» **YOUR INSTRUCTIONS**
Format every line of the records below as a JSON list of strings, one string per line, with blank lines dropped. Omit the pictures.

» **ITEMS**
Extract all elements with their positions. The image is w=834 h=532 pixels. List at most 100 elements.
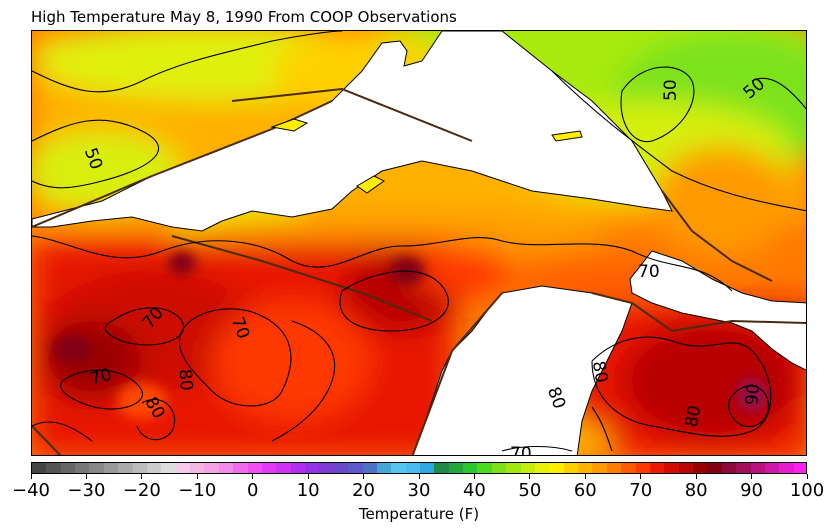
contour-label: 70: [638, 262, 660, 282]
colorbar-segment: [362, 463, 378, 473]
colorbar-segment: [376, 463, 392, 473]
colorbar-tick: [307, 474, 309, 479]
colorbar-segment: [204, 463, 220, 473]
colorbar-tick: [529, 474, 531, 479]
colorbar-segment: [75, 463, 91, 473]
colorbar-tick: [751, 474, 753, 479]
colorbar-segment: [693, 463, 708, 473]
colorbar-segment: [491, 463, 507, 473]
colorbar-tick-label: 100: [789, 480, 825, 501]
colorbar-segment: [319, 463, 335, 473]
colorbar-segment: [592, 463, 608, 473]
colorbar-segment: [448, 463, 464, 473]
colorbar-tick-label: 80: [684, 480, 708, 501]
colorbar-segment: [46, 463, 62, 473]
colorbar-label: Temperature (F): [358, 505, 480, 523]
colorbar-tick: [584, 474, 586, 479]
colorbar-segment: [190, 463, 206, 473]
colorbar-segment: [635, 463, 651, 473]
colorbar-segment: [779, 463, 795, 473]
colorbar-tick-label: 90: [740, 480, 764, 501]
colorbar-tick-label: −20: [122, 480, 161, 501]
colorbar-tick-label: 30: [407, 480, 431, 501]
colorbar-tick: [141, 474, 143, 479]
temperature-map: 50 50 50 70 70 70 70 70 80 80 80 80 80 9…: [31, 30, 807, 456]
lake-superior: [32, 31, 673, 232]
colorbar-segment: [348, 463, 364, 473]
colorbar-segment: [175, 463, 191, 473]
colorbar-segment: [563, 463, 579, 473]
colorbar-tick: [695, 474, 697, 479]
colorbar-segment: [606, 463, 622, 473]
colorbar-segment: [305, 463, 320, 473]
colorbar-ticks: −40 −30 −20 −10 0 10 20 30 40 50 60 70 80 90 100: [12, 474, 824, 504]
colorbar-segment: [146, 463, 162, 473]
colorbar-segment: [60, 463, 76, 473]
islands: [270, 118, 583, 194]
colorbar-tick: [196, 474, 198, 479]
colorbar-tick-label: 70: [629, 480, 653, 501]
colorbar-tick-label: −10: [178, 480, 217, 501]
colorbar-tick-label: 0: [246, 480, 259, 501]
colorbar-gradient: [31, 462, 807, 474]
colorbar-segment: [707, 463, 723, 473]
colorbar-segment: [664, 463, 680, 473]
colorbar-segment: [32, 463, 47, 473]
colorbar-tick-label: 60: [573, 480, 597, 501]
colorbar-segment: [678, 463, 694, 473]
colorbar-tick-label: −30: [67, 480, 106, 501]
colorbar-segment: [132, 463, 148, 473]
colorbar-segment: [261, 463, 277, 473]
colorbar-segment: [247, 463, 263, 473]
colorbar-tick: [363, 474, 365, 479]
colorbar-segment: [233, 463, 249, 473]
temperature-contours: [32, 31, 806, 452]
colorbar-tick: [85, 474, 87, 479]
colorbar-segment: [161, 463, 177, 473]
colorbar-tick-label: 10: [296, 480, 320, 501]
colorbar-tick: [30, 474, 32, 479]
colorbar-segment: [333, 463, 349, 473]
lake-huron: [629, 250, 806, 371]
contour-label: 70: [510, 444, 532, 456]
colorbar-segment: [578, 463, 594, 473]
colorbar-segment: [764, 463, 780, 473]
colorbar-segment: [420, 463, 435, 473]
colorbar-segment: [290, 463, 306, 473]
colorbar-segment: [506, 463, 522, 473]
colorbar-segment: [549, 463, 565, 473]
colorbar-segment: [405, 463, 421, 473]
colorbar-tick: [806, 474, 808, 479]
map-canvas: 50 50 50 70 70 70 70 70 80 80 80 80 80 9…: [32, 31, 806, 456]
colorbar-segment: [649, 463, 665, 473]
colorbar-segment: [520, 463, 536, 473]
colorbar-segment: [750, 463, 766, 473]
contour-label: 50: [661, 79, 681, 101]
map-title: High Temperature May 8, 1990 From COOP O…: [31, 8, 457, 26]
colorbar-segment: [477, 463, 493, 473]
colorbar-segment: [103, 463, 119, 473]
colorbar-segment: [218, 463, 234, 473]
colorbar-segment: [118, 463, 134, 473]
colorbar-segment: [736, 463, 752, 473]
colorbar-tick-label: 50: [518, 480, 542, 501]
colorbar-segment: [463, 463, 479, 473]
contour-label: 80: [174, 368, 196, 391]
colorbar-segment: [621, 463, 637, 473]
colorbar-segment: [793, 463, 806, 473]
colorbar-segment: [89, 463, 105, 473]
colorbar-tick: [252, 474, 254, 479]
colorbar: [31, 462, 807, 474]
colorbar-tick-label: 40: [462, 480, 486, 501]
colorbar-segment: [434, 463, 450, 473]
contour-label: 80: [588, 360, 611, 385]
colorbar-tick-label: −40: [12, 480, 50, 501]
colorbar-segment: [721, 463, 737, 473]
colorbar-tick: [418, 474, 420, 479]
colorbar-segment: [391, 463, 407, 473]
colorbar-tick: [473, 474, 475, 479]
contour-label: 80: [682, 404, 705, 429]
contour-label: 90: [742, 383, 764, 406]
colorbar-segment: [534, 463, 550, 473]
colorbar-segment: [276, 463, 292, 473]
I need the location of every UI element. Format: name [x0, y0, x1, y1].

» **FINISHED TASK**
[
  "Extract all elements with their positions. The image is w=834 h=532 pixels. List at most 100 elements.",
  "contour-label: 70: [638, 262, 660, 282]",
  "colorbar-segment: [362, 463, 378, 473]",
  "colorbar-segment: [376, 463, 392, 473]",
  "colorbar-tick: [307, 474, 309, 479]",
  "colorbar-segment: [204, 463, 220, 473]",
  "colorbar-tick: [529, 474, 531, 479]",
  "colorbar-segment: [75, 463, 91, 473]",
  "colorbar-tick: [751, 474, 753, 479]",
  "colorbar-segment: [693, 463, 708, 473]",
  "colorbar-segment: [491, 463, 507, 473]",
  "colorbar-tick-label: 100: [789, 480, 825, 501]",
  "colorbar-segment: [319, 463, 335, 473]",
  "colorbar-segment: [592, 463, 608, 473]",
  "colorbar-segment: [448, 463, 464, 473]",
  "colorbar-tick-label: 80: [684, 480, 708, 501]",
  "colorbar-segment: [46, 463, 62, 473]",
  "colorbar-label: Temperature (F): [358, 505, 480, 523]",
  "colorbar-tick: [584, 474, 586, 479]",
  "colorbar-segment: [190, 463, 206, 473]",
  "colorbar-segment: [635, 463, 651, 473]",
  "colorbar-segment: [779, 463, 795, 473]",
  "colorbar-tick-label: 90: [740, 480, 764, 501]",
  "colorbar-tick-label: −20: [122, 480, 161, 501]",
  "colorbar-tick-label: 30: [407, 480, 431, 501]",
  "colorbar-tick: [141, 474, 143, 479]",
  "temperature-map: 50 50 50 70 70 70 70 70 80 80 80 80 80 9…: [31, 30, 807, 456]",
  "lake-superior: [32, 31, 673, 232]",
  "colorbar-segment: [348, 463, 364, 473]",
  "colorbar-segment: [175, 463, 191, 473]",
  "colorbar-segment: [563, 463, 579, 473]",
  "colorbar-tick: [695, 474, 697, 479]",
  "colorbar-segment: [606, 463, 622, 473]",
  "colorbar-segment: [305, 463, 320, 473]",
  "colorbar-ticks: −40 −30 −20 −10 0 10 20 30 40 50 60 70 80 90 100: [12, 474, 824, 504]",
  "colorbar-segment: [146, 463, 162, 473]",
  "colorbar-segment: [60, 463, 76, 473]",
  "islands: [270, 118, 583, 194]",
  "colorbar-tick: [196, 474, 198, 479]",
  "colorbar-tick-label: 70: [629, 480, 653, 501]",
  "colorbar-tick-label: −10: [178, 480, 217, 501]",
  "colorbar-tick-label: 0: [246, 480, 259, 501]",
  "colorbar-gradient: [31, 462, 807, 474]",
  "colorbar-segment: [707, 463, 723, 473]",
  "colorbar-segment: [664, 463, 680, 473]",
  "colorbar-segment: [32, 463, 47, 473]",
  "colorbar-tick-label: 60: [573, 480, 597, 501]",
  "colorbar-segment: [678, 463, 694, 473]",
  "colorbar-tick-label: −30: [67, 480, 106, 501]",
  "colorbar-segment: [132, 463, 148, 473]",
  "colorbar-segment: [261, 463, 277, 473]",
  "colorbar-segment: [247, 463, 263, 473]",
  "colorbar-tick: [363, 474, 365, 479]",
  "colorbar-segment: [233, 463, 249, 473]",
  "temperature-contours: [32, 31, 806, 452]",
  "colorbar-tick: [85, 474, 87, 479]",
  "colorbar-segment: [161, 463, 177, 473]",
  "colorbar-tick-label: 10: [296, 480, 320, 501]",
  "colorbar-tick: [30, 474, 32, 479]",
  "colorbar-segment: [333, 463, 349, 473]",
  "lake-huron: [629, 250, 806, 371]",
  "contour-label: 70: [510, 444, 532, 456]",
  "colorbar-segment: [578, 463, 594, 473]",
  "colorbar-segment: [764, 463, 780, 473]",
  "colorbar-segment: [420, 463, 435, 473]",
  "colorbar-segment: [290, 463, 306, 473]",
  "colorbar-segment: [506, 463, 522, 473]",
  "colorbar-segment: [549, 463, 565, 473]",
  "colorbar-segment: [405, 463, 421, 473]",
  "colorbar-tick: [806, 474, 808, 479]",
  "map-canvas: 50 50 50 70 70 70 70 70 80 80 80 80 80 9…: [32, 31, 806, 456]",
  "colorbar-segment: [649, 463, 665, 473]",
  "colorbar-segment: [520, 463, 536, 473]",
  "colorbar-segment: [750, 463, 766, 473]",
  "contour-label: 50: [661, 79, 681, 101]",
  "map-title: High Temperature May 8, 1990 From COOP O…: [31, 8, 457, 26]",
  "colorbar-segment: [477, 463, 493, 473]",
  "colorbar-segment: [103, 463, 119, 473]",
  "colorbar-segment: [218, 463, 234, 473]",
  "colorbar-segment: [118, 463, 134, 473]",
  "colorbar-segment: [736, 463, 752, 473]",
  "colorbar-tick-label: 50: [518, 480, 542, 501]",
  "colorbar-segment: [463, 463, 479, 473]",
  "contour-label: 80: [174, 368, 196, 391]",
  "colorbar-segment: [621, 463, 637, 473]",
  "colorbar-segment: [793, 463, 806, 473]",
  "colorbar-segment: [89, 463, 105, 473]",
  "colorbar-tick: [252, 474, 254, 479]",
  "colorbar: [31, 462, 807, 474]",
  "colorbar-tick-label: 40: [462, 480, 486, 501]",
  "colorbar-segment: [434, 463, 450, 473]",
  "contour-label: 80: [588, 360, 611, 385]",
  "colorbar-tick-label: −40: [12, 480, 50, 501]",
  "colorbar-segment: [721, 463, 737, 473]",
  "colorbar-tick: [418, 474, 420, 479]",
  "colorbar-segment: [391, 463, 407, 473]",
  "colorbar-tick: [473, 474, 475, 479]",
  "contour-label: 80: [682, 404, 705, 429]",
  "contour-label: 90: [742, 383, 764, 406]",
  "colorbar-segment: [534, 463, 550, 473]",
  "colorbar-segment: [276, 463, 292, 473]",
  "I need the location of every UI element. Format: name [x0, y0, x1, y1]."
]